SHORT EXERCISE:
Return every line of the records below verbatim, with no pictures in the copy.
──────── DATA TO PROCESS ────────
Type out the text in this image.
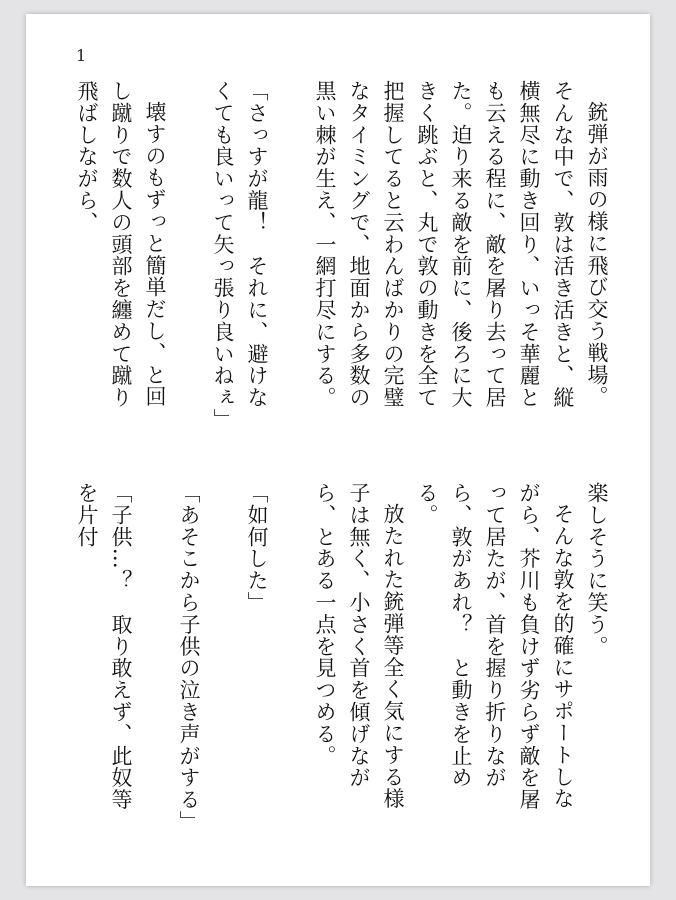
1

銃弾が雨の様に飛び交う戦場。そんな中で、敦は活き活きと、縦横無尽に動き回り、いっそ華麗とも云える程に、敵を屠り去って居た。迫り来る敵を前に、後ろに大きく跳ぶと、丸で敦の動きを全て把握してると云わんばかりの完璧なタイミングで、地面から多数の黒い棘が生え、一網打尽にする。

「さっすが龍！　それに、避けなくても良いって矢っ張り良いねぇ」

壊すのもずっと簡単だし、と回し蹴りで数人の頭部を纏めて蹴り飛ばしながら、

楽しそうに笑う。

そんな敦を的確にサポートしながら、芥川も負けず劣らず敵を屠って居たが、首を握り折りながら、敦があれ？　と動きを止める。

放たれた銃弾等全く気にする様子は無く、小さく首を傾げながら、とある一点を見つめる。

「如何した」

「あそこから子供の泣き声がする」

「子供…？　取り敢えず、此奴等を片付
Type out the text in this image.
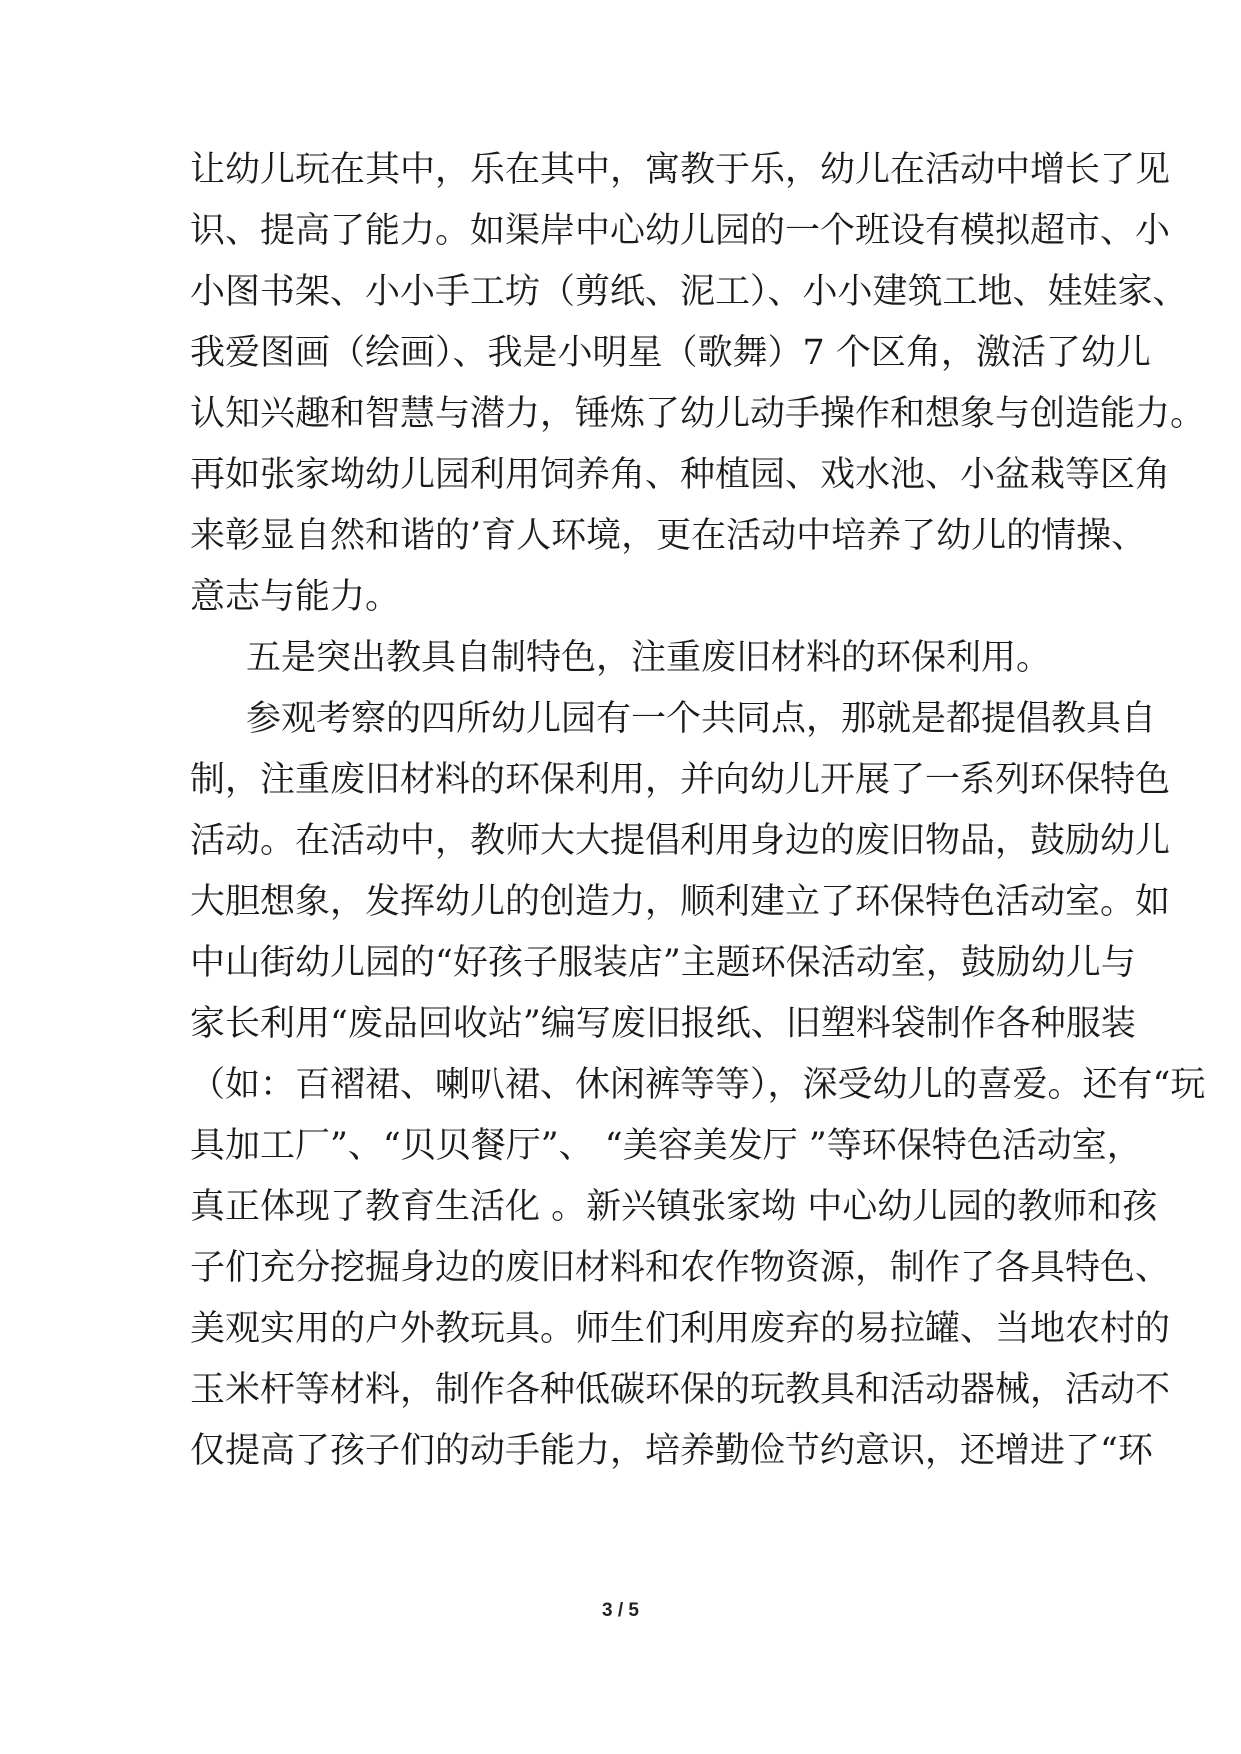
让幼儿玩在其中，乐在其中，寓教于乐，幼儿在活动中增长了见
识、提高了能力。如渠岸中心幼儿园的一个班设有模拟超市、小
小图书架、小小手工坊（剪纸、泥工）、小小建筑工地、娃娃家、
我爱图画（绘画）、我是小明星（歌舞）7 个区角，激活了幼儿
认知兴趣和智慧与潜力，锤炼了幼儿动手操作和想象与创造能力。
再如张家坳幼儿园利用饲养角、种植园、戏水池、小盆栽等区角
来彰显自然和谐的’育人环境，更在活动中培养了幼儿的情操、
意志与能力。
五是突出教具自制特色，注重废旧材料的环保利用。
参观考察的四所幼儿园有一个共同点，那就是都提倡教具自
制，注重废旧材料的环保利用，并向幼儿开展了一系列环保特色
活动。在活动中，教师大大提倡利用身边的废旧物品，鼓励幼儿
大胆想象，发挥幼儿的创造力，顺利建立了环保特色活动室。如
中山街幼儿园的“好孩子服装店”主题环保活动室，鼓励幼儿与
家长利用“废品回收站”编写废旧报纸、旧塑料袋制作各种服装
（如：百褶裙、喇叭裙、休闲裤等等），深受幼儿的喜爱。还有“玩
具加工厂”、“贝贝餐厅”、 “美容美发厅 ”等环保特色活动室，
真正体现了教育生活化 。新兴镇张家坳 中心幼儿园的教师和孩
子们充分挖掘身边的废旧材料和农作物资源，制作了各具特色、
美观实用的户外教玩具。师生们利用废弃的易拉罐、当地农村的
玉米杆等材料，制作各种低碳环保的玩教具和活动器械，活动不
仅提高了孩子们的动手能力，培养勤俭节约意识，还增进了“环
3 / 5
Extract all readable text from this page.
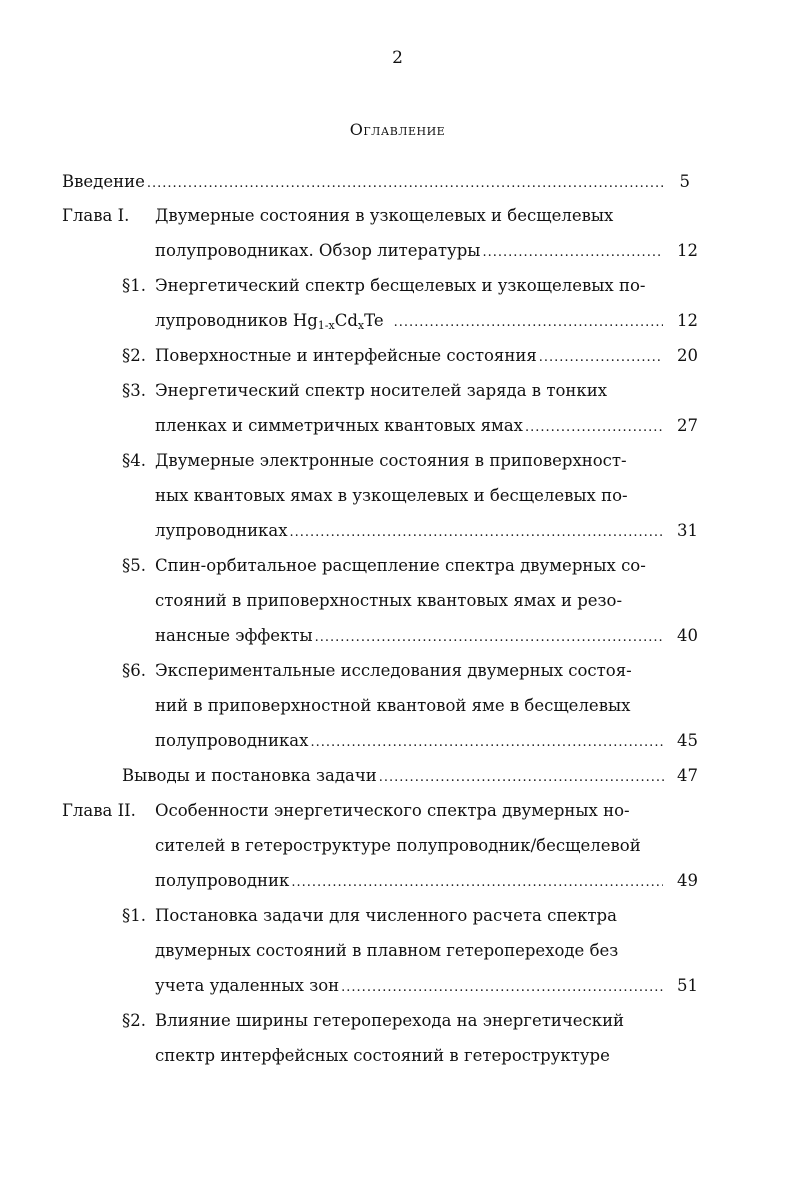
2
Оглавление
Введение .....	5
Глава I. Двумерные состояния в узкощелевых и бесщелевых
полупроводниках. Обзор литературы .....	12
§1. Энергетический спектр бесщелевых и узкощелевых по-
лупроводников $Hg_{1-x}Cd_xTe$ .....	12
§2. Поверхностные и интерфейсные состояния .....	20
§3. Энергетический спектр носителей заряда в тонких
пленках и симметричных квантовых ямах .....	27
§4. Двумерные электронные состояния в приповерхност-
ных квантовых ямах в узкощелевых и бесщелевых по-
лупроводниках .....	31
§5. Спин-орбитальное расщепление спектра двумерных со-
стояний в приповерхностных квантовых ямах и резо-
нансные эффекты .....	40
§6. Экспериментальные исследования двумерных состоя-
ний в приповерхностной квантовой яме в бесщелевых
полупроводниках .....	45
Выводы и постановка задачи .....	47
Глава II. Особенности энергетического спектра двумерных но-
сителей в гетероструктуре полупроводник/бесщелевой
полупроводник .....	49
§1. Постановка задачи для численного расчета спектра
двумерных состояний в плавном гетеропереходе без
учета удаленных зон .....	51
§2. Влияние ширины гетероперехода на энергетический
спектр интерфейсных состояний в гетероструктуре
────────
EXPECTED ANSWER:
Type out the text in this image.
1

銃弾が雨の様に飛び交う戦場。そんな中で、敦は活き活きと、縦横無尽に動き回り、いっそ華麗とも云える程に、敵を屠り去って居た。迫り来る敵を前に、後ろに大きく跳ぶと、丸で敦の動きを全て把握してると云わんばかりの完璧なタイミングで、地面から多数の黒い棘が生え、一網打尽にする。

「さっすが龍！　それに、避けなくても良いって矢っ張り良いねぇ」

壊すのもずっと簡単だし、と回し蹴りで数人の頭部を纏めて蹴り飛ばしながら、

楽しそうに笑う。

そんな敦を的確にサポートしながら、芥川も負けず劣らず敵を屠って居たが、首を握り折りながら、敦があれ？　と動きを止める。

放たれた銃弾等全く気にする様子は無く、小さく首を傾げながら、とある一点を見つめる。

「如何した」

「あそこから子供の泣き声がする」

「子供…？　取り敢えず、此奴等を片付
Type out the text in this image.
让幼儿玩在其中，乐在其中，寓教于乐，幼儿在活动中增长了见
识、提高了能力。如渠岸中心幼儿园的一个班设有模拟超市、小
小图书架、小小手工坊（剪纸、泥工）、小小建筑工地、娃娃家、
我爱图画（绘画）、我是小明星（歌舞）7 个区角，激活了幼儿
认知兴趣和智慧与潜力，锤炼了幼儿动手操作和想象与创造能力。
再如张家坳幼儿园利用饲养角、种植园、戏水池、小盆栽等区角
来彰显自然和谐的’育人环境，更在活动中培养了幼儿的情操、
意志与能力。
五是突出教具自制特色，注重废旧材料的环保利用。
参观考察的四所幼儿园有一个共同点，那就是都提倡教具自
制，注重废旧材料的环保利用，并向幼儿开展了一系列环保特色
活动。在活动中，教师大大提倡利用身边的废旧物品，鼓励幼儿
大胆想象，发挥幼儿的创造力，顺利建立了环保特色活动室。如
中山街幼儿园的“好孩子服装店”主题环保活动室，鼓励幼儿与
家长利用“废品回收站”编写废旧报纸、旧塑料袋制作各种服装
（如：百褶裙、喇叭裙、休闲裤等等），深受幼儿的喜爱。还有“玩
具加工厂”、“贝贝餐厅”、 “美容美发厅 ”等环保特色活动室，
真正体现了教育生活化 。新兴镇张家坳 中心幼儿园的教师和孩
子们充分挖掘身边的废旧材料和农作物资源，制作了各具特色、
美观实用的户外教玩具。师生们利用废弃的易拉罐、当地农村的
玉米杆等材料，制作各种低碳环保的玩教具和活动器械，活动不
仅提高了孩子们的动手能力，培养勤俭节约意识，还增进了“环
3 / 5
Extract all readable text from this page.
2
Оглавление
Введение .....	5
Глава I. Двумерные состояния в узкощелевых и бесщелевых
полупроводниках. Обзор литературы .....	12
§1. Энергетический спектр бесщелевых и узкощелевых по-
лупроводников $Hg_{1-x}Cd_xTe$ .....	12
§2. Поверхностные и интерфейсные состояния .....	20
§3. Энергетический спектр носителей заряда в тонких
пленках и симметричных квантовых ямах .....	27
§4. Двумерные электронные состояния в приповерхност-
ных квантовых ямах в узкощелевых и бесщелевых по-
лупроводниках .....	31
§5. Спин-орбитальное расщепление спектра двумерных со-
стояний в приповерхностных квантовых ямах и резо-
нансные эффекты .....	40
§6. Экспериментальные исследования двумерных состоя-
ний в приповерхностной квантовой яме в бесщелевых
полупроводниках .....	45
Выводы и постановка задачи .....	47
Глава II. Особенности энергетического спектра двумерных но-
сителей в гетероструктуре полупроводник/бесщелевой
полупроводник .....	49
§1. Постановка задачи для численного расчета спектра
двумерных состояний в плавном гетеропереходе без
учета удаленных зон .....	51
§2. Влияние ширины гетероперехода на энергетический
спектр интерфейсных состояний в гетероструктуре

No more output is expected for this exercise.